All lines in the data bearing the string "Resume" should be identified and copied.
--- start of DATA SHOWN ---
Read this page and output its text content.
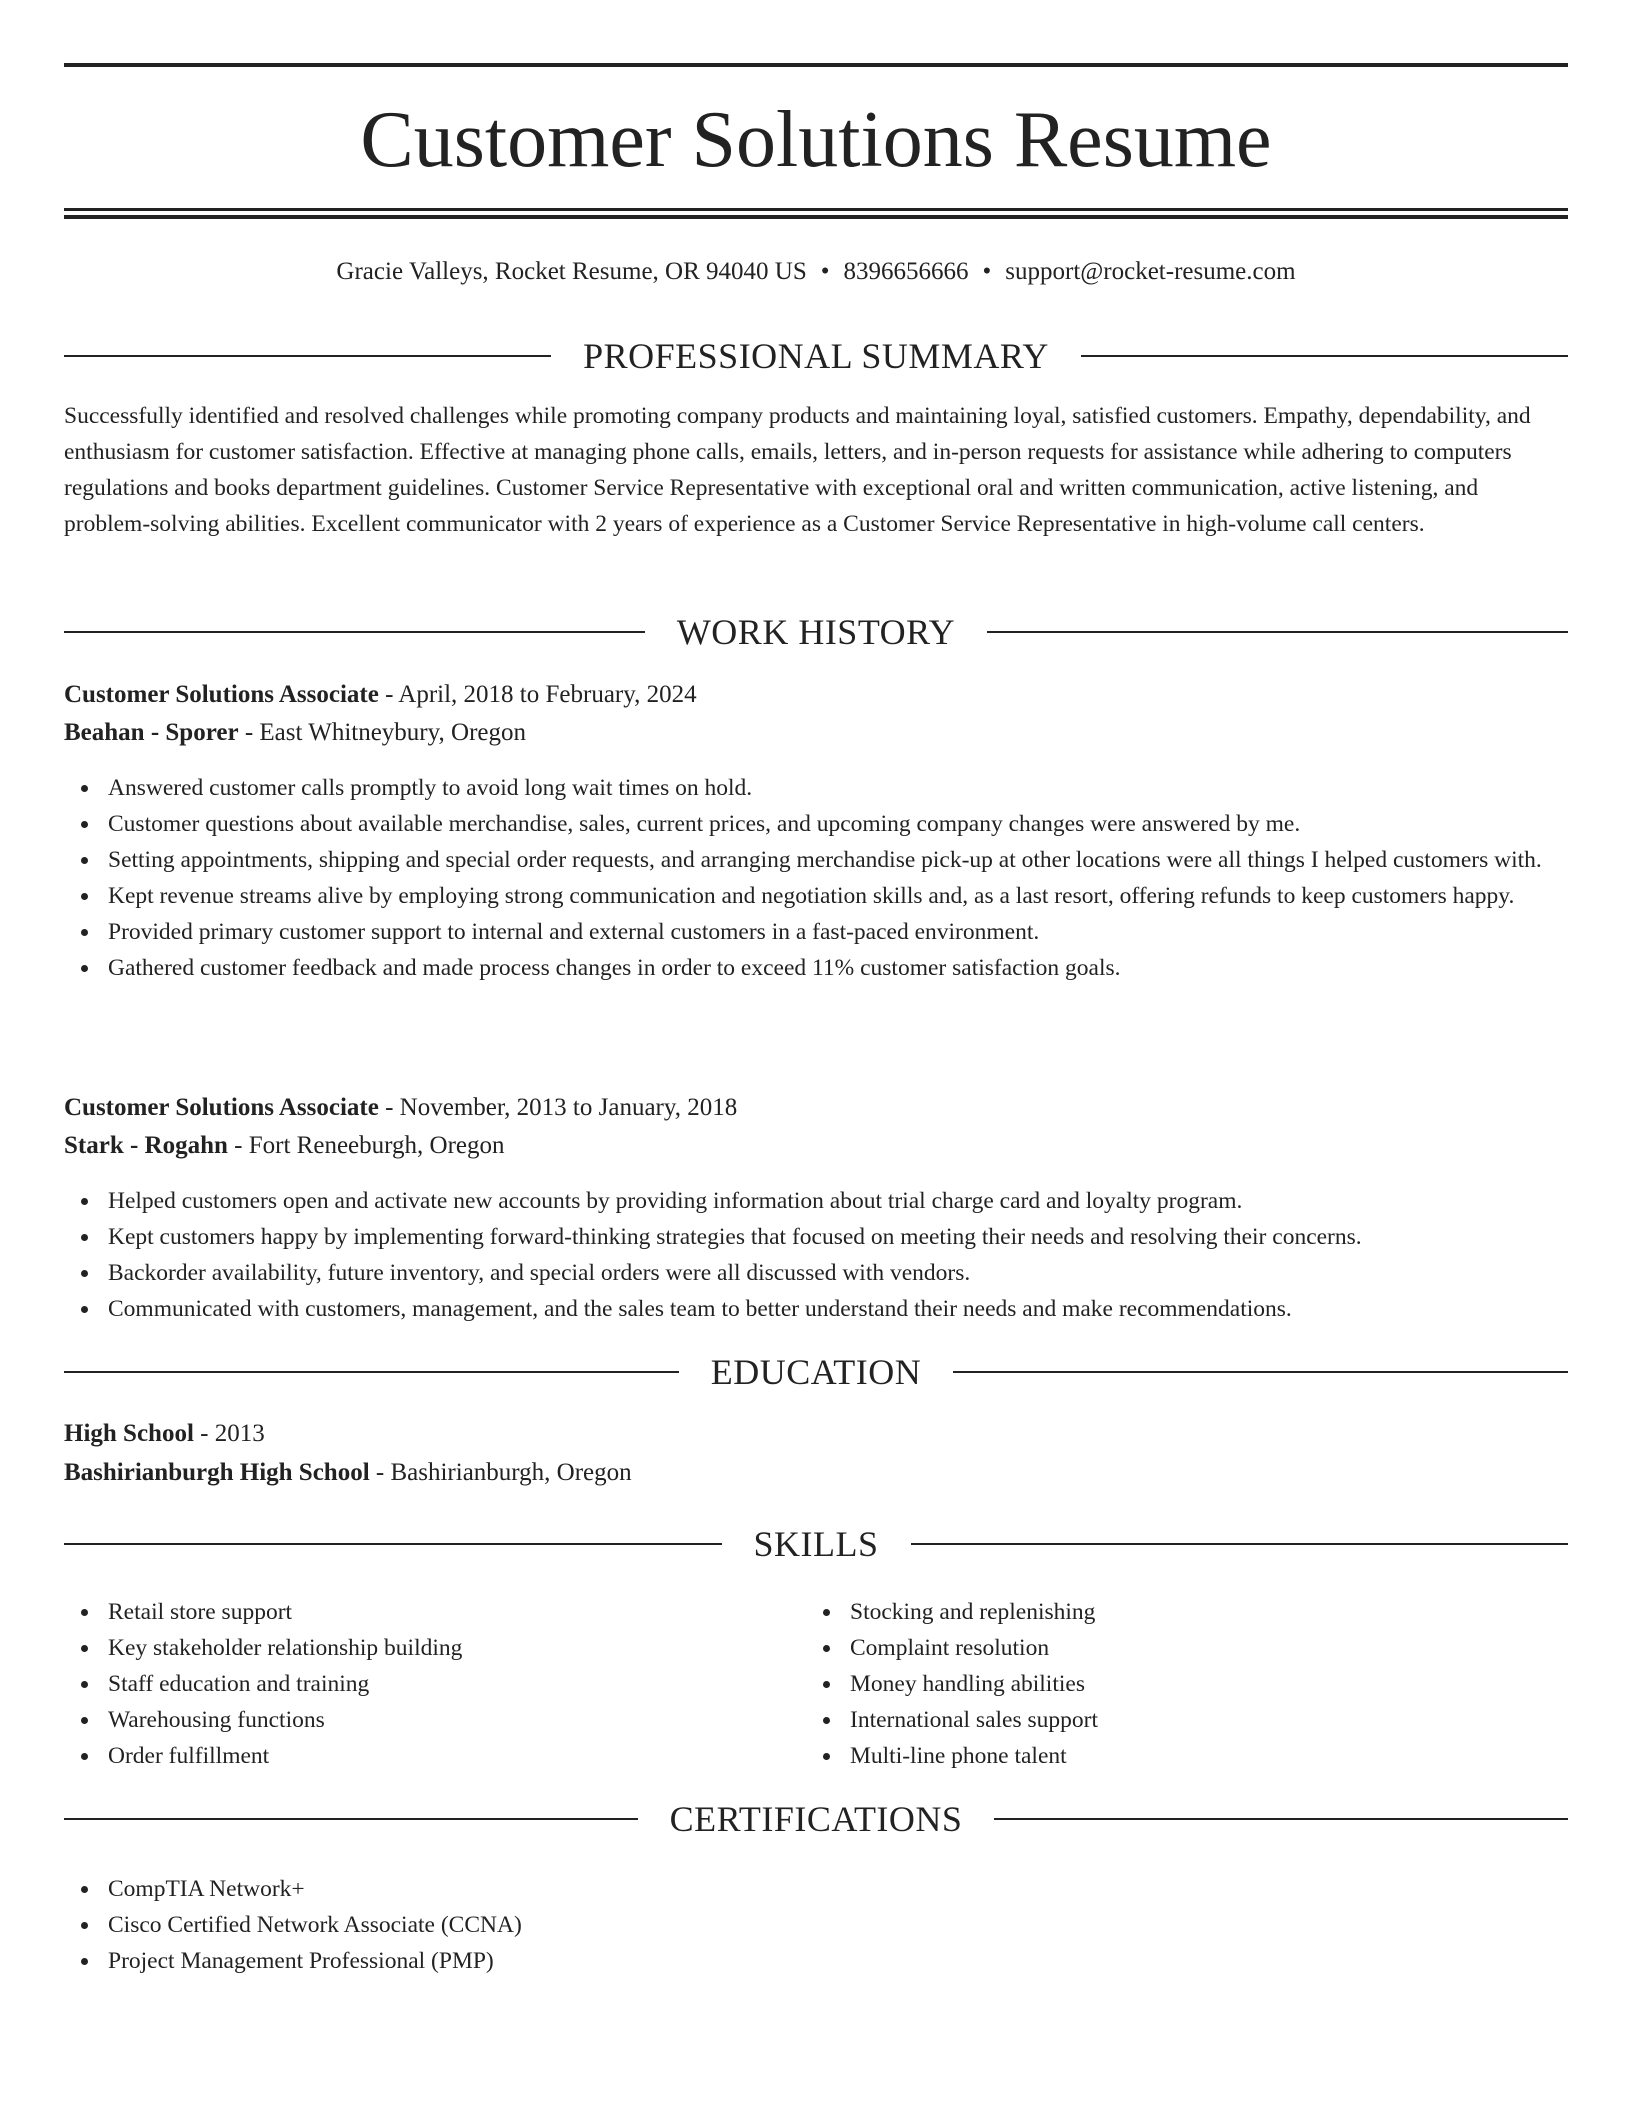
Customer Solutions Resume
Gracie Valleys, Rocket Resume, OR 94040 US • 8396656666 • support@rocket-resume.com
PROFESSIONAL SUMMARY

Successfully identified and resolved challenges while promoting company products and maintaining loyal, satisfied customers. Empathy, dependability, and enthusiasm for customer satisfaction. Effective at managing phone calls, emails, letters, and in-person requests for assistance while adhering to computers regulations and books department guidelines. Customer Service Representative with exceptional oral and written communication, active listening, and problem-solving abilities. Excellent communicator with 2 years of experience as a Customer Service Representative in high-volume call centers.

WORK HISTORY
Customer Solutions Associate - April, 2018 to February, 2024
Beahan - Sporer - East Whitneybury, Oregon
Answered customer calls promptly to avoid long wait times on hold.
Customer questions about available merchandise, sales, current prices, and upcoming company changes were answered by me.
Setting appointments, shipping and special order requests, and arranging merchandise pick-up at other locations were all things I helped customers with.
Kept revenue streams alive by employing strong communication and negotiation skills and, as a last resort, offering refunds to keep customers happy.
Provided primary customer support to internal and external customers in a fast-paced environment.
Gathered customer feedback and made process changes in order to exceed 11% customer satisfaction goals.
Customer Solutions Associate - November, 2013 to January, 2018
Stark - Rogahn - Fort Reneeburgh, Oregon
Helped customers open and activate new accounts by providing information about trial charge card and loyalty program.
Kept customers happy by implementing forward-thinking strategies that focused on meeting their needs and resolving their concerns.
Backorder availability, future inventory, and special orders were all discussed with vendors.
Communicated with customers, management, and the sales team to better understand their needs and make recommendations.
EDUCATION
High School - 2013
Bashirianburgh High School - Bashirianburgh, Oregon
SKILLS
Retail store support
Key stakeholder relationship building
Staff education and training
Warehousing functions
Order fulfillment
Stocking and replenishing
Complaint resolution
Money handling abilities
International sales support
Multi-line phone talent
CERTIFICATIONS
CompTIA Network+
Cisco Certified Network Associate (CCNA)
Project Management Professional (PMP)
--- end of DATA SHOWN ---
> [FULL SOLUTION]
Customer Solutions Resume
Gracie Valleys, Rocket Resume, OR 94040 US • 8396656666 • support@rocket-resume.com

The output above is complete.